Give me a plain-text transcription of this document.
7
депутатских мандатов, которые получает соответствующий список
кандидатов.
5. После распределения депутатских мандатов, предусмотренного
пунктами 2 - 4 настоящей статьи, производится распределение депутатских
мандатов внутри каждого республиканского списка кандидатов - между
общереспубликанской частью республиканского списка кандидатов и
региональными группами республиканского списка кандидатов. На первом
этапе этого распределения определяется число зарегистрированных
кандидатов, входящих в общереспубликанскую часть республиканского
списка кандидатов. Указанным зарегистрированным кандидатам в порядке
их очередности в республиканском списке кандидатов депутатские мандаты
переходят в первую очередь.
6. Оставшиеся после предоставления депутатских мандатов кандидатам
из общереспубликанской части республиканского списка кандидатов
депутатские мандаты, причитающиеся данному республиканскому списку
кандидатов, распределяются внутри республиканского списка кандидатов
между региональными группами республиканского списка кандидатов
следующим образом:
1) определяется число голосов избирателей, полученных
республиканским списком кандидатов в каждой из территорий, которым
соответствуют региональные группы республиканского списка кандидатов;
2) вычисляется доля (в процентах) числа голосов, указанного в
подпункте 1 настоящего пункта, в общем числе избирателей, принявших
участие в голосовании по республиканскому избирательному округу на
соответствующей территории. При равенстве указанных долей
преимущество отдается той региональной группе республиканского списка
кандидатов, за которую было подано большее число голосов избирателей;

▶ **SET TASK**
Output the entries exactly.

▶ **TASK OUTPUT**
Give me a plain-text transcription of this document.
7
депутатских мандатов, которые получает соответствующий список
кандидатов.
5. После распределения депутатских мандатов, предусмотренного
пунктами 2 - 4 настоящей статьи, производится распределение депутатских
мандатов внутри каждого республиканского списка кандидатов - между
общереспубликанской частью республиканского списка кандидатов и
региональными группами республиканского списка кандидатов. На первом
этапе этого распределения определяется число зарегистрированных
кандидатов, входящих в общереспубликанскую часть республиканского
списка кандидатов. Указанным зарегистрированным кандидатам в порядке
их очередности в республиканском списке кандидатов депутатские мандаты
переходят в первую очередь.
6. Оставшиеся после предоставления депутатских мандатов кандидатам
из общереспубликанской части республиканского списка кандидатов
депутатские мандаты, причитающиеся данному республиканскому списку
кандидатов, распределяются внутри республиканского списка кандидатов
между региональными группами республиканского списка кандидатов
следующим образом:
1) определяется число голосов избирателей, полученных
республиканским списком кандидатов в каждой из территорий, которым
соответствуют региональные группы республиканского списка кандидатов;
2) вычисляется доля (в процентах) числа голосов, указанного в
подпункте 1 настоящего пункта, в общем числе избирателей, принявших
участие в голосовании по республиканскому избирательному округу на
соответствующей территории. При равенстве указанных долей
преимущество отдается той региональной группе республиканского списка
кандидатов, за которую было подано большее число голосов избирателей;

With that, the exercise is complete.